- [TO DO]: In the entries below, find every line with "useStore" and copy it.
------ GIVEN INFORMATION
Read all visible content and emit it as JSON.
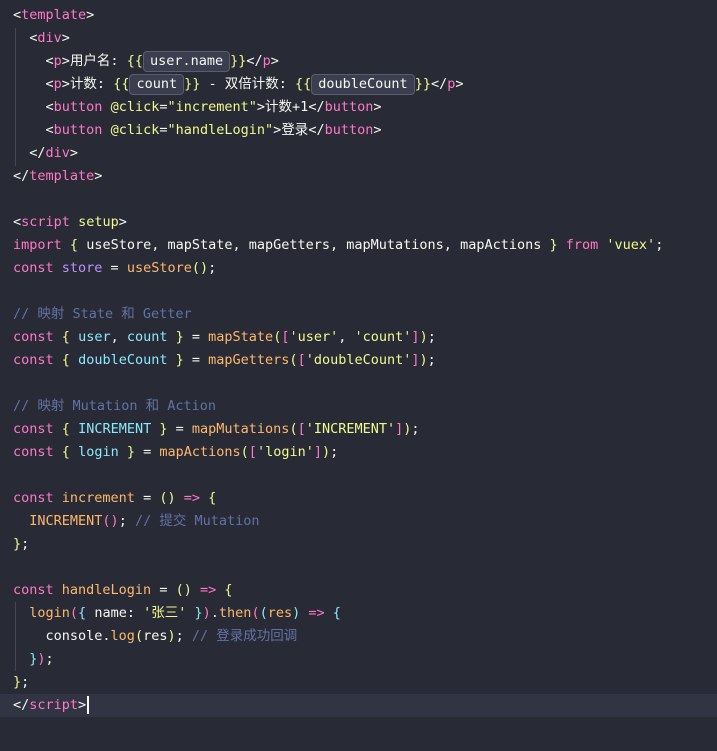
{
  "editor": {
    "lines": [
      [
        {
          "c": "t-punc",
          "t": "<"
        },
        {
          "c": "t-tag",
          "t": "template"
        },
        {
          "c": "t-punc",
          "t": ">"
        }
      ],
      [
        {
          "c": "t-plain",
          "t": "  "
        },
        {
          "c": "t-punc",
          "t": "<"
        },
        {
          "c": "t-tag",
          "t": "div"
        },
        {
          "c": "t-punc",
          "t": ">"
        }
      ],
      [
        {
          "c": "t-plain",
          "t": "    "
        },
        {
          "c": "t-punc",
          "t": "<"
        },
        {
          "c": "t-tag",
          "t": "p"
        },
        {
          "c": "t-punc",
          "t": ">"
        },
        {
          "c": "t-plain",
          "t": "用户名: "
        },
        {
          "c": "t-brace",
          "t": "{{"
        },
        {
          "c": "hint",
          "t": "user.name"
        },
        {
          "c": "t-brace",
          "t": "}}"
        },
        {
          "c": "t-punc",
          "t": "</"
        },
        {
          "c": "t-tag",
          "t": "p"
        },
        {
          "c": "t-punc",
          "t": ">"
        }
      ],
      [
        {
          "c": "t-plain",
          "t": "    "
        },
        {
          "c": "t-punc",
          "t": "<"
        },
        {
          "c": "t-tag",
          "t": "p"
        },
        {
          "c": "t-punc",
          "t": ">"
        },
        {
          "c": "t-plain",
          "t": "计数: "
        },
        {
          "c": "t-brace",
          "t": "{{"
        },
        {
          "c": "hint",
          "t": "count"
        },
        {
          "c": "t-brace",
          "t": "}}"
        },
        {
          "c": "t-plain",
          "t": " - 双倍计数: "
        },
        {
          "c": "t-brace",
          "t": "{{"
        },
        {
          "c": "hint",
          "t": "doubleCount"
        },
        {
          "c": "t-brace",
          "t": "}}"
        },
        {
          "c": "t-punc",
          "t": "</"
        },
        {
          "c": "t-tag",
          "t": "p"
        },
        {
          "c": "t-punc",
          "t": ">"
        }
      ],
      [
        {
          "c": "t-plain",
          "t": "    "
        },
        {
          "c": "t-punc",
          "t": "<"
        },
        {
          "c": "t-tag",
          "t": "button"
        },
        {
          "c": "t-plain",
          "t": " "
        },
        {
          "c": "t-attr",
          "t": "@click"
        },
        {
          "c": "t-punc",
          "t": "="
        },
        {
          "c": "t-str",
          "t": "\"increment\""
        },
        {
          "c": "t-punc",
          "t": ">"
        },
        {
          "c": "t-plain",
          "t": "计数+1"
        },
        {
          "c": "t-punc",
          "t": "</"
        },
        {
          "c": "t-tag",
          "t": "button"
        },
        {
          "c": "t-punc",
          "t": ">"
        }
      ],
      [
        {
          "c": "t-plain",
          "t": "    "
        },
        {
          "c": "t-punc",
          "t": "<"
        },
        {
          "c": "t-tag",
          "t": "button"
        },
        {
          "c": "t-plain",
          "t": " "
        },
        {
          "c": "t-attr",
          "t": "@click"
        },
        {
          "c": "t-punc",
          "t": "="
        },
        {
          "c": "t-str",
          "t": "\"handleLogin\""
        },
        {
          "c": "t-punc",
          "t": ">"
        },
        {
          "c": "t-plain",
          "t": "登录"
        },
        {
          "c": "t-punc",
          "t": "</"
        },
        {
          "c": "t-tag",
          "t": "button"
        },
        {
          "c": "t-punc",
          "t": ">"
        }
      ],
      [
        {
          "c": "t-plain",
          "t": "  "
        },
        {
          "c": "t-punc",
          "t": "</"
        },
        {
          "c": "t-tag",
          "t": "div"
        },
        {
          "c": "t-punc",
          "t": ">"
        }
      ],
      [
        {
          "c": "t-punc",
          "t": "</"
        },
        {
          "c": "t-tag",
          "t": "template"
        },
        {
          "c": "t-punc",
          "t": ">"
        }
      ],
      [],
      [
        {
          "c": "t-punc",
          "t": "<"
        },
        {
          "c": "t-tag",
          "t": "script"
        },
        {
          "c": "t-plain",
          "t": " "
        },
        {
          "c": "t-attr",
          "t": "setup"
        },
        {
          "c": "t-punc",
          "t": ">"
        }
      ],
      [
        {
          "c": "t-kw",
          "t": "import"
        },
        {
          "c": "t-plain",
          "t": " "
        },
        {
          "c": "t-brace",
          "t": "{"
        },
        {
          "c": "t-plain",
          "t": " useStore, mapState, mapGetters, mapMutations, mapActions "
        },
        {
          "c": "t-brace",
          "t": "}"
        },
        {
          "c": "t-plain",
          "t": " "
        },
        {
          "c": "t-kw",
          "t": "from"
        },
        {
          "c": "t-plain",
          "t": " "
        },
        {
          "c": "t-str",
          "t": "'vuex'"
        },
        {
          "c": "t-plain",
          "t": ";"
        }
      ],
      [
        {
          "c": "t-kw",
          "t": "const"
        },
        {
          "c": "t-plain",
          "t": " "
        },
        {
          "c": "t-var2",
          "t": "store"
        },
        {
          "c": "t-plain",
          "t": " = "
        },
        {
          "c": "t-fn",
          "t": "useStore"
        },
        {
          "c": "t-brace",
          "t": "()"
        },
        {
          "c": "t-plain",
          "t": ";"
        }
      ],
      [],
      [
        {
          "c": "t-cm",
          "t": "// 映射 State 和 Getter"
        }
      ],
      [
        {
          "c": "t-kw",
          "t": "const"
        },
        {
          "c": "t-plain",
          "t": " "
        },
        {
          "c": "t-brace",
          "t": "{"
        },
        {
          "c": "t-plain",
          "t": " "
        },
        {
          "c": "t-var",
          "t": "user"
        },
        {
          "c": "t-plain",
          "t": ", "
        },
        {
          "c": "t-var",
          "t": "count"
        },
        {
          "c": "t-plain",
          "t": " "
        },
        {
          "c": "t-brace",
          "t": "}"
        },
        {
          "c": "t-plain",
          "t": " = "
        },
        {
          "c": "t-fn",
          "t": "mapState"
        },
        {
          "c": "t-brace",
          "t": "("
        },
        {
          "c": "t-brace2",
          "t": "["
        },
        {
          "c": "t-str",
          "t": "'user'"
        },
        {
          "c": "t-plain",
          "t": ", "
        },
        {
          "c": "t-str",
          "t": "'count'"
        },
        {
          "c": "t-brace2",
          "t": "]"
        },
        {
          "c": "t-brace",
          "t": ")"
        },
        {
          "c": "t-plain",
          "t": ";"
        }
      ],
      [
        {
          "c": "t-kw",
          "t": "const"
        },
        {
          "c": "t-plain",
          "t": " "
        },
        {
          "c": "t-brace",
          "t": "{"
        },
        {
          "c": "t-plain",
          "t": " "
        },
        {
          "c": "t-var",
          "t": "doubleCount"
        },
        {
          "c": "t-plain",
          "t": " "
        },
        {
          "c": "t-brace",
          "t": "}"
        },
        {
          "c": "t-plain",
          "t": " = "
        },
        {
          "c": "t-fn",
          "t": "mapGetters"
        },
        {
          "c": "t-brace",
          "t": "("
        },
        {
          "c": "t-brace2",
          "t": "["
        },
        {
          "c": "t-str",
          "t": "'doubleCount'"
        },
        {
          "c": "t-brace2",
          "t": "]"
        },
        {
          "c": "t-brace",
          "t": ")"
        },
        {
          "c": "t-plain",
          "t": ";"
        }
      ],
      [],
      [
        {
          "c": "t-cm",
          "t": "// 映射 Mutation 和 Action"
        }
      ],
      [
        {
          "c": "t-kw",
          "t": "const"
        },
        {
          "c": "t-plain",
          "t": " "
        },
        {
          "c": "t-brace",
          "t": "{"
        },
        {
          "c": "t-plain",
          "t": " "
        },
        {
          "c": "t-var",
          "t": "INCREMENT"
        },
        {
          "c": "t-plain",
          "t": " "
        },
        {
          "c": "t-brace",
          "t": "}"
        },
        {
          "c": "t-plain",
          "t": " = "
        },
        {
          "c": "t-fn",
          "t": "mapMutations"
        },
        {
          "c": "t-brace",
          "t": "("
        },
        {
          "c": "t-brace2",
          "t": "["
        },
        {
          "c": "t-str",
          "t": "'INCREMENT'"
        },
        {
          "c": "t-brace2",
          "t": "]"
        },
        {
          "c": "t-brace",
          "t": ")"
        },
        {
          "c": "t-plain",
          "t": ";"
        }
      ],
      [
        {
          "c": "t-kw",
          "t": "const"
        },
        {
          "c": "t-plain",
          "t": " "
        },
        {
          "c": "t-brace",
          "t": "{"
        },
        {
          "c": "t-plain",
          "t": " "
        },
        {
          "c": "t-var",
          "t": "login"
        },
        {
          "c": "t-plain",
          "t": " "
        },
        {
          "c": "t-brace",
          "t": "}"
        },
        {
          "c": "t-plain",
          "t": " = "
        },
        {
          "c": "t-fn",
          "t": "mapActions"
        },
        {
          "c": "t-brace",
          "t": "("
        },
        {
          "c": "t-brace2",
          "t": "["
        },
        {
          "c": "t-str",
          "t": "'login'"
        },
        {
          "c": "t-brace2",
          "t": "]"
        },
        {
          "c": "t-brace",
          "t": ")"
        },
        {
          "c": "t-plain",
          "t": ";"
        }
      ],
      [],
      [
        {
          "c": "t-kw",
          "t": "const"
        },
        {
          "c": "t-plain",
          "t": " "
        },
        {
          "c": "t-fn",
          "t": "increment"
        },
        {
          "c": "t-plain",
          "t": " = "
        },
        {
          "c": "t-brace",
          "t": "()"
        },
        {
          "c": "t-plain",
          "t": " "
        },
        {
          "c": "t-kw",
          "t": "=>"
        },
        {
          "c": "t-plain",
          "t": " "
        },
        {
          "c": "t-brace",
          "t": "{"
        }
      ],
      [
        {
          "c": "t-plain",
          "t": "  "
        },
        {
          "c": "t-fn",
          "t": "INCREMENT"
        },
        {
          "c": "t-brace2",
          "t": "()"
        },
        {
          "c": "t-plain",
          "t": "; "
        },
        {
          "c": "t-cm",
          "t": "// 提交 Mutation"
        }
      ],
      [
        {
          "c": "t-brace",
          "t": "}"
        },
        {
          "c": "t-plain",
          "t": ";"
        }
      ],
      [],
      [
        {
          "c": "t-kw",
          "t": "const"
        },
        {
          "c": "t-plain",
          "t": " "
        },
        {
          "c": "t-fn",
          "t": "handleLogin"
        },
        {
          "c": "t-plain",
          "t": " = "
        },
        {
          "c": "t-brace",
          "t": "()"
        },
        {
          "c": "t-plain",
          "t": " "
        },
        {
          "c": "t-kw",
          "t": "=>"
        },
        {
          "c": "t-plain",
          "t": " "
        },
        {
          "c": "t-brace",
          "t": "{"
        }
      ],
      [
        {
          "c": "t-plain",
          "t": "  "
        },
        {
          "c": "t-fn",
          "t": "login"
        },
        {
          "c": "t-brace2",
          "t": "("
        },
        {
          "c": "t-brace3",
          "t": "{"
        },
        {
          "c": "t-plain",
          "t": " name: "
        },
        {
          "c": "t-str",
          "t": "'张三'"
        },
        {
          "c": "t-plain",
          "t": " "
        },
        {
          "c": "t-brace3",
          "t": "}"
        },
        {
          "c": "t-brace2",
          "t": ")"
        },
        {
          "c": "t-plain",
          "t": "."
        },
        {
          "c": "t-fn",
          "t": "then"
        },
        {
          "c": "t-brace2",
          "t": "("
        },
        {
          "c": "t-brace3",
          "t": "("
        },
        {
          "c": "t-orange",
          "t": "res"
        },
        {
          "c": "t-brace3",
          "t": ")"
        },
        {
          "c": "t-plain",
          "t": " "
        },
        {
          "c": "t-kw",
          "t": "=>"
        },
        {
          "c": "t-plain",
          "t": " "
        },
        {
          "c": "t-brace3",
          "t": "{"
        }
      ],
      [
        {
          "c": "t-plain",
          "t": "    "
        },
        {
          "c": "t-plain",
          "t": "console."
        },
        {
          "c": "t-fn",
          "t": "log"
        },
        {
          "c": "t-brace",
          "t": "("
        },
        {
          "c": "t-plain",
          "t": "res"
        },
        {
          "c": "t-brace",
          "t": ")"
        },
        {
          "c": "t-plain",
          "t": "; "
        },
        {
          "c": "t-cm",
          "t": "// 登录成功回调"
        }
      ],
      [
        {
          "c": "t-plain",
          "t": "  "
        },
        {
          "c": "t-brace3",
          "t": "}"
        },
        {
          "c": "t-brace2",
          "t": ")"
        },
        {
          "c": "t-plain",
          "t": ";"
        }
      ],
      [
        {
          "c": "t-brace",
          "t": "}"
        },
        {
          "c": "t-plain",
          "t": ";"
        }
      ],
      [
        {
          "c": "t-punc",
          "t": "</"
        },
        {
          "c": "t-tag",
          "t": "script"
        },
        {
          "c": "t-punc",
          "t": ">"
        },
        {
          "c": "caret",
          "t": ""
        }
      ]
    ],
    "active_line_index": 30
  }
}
------------
- [RESPONSE TO THE TASK]:
          "t": " useStore, mapState, mapGetters, mapMutations, mapActions "
          "t": "useStore"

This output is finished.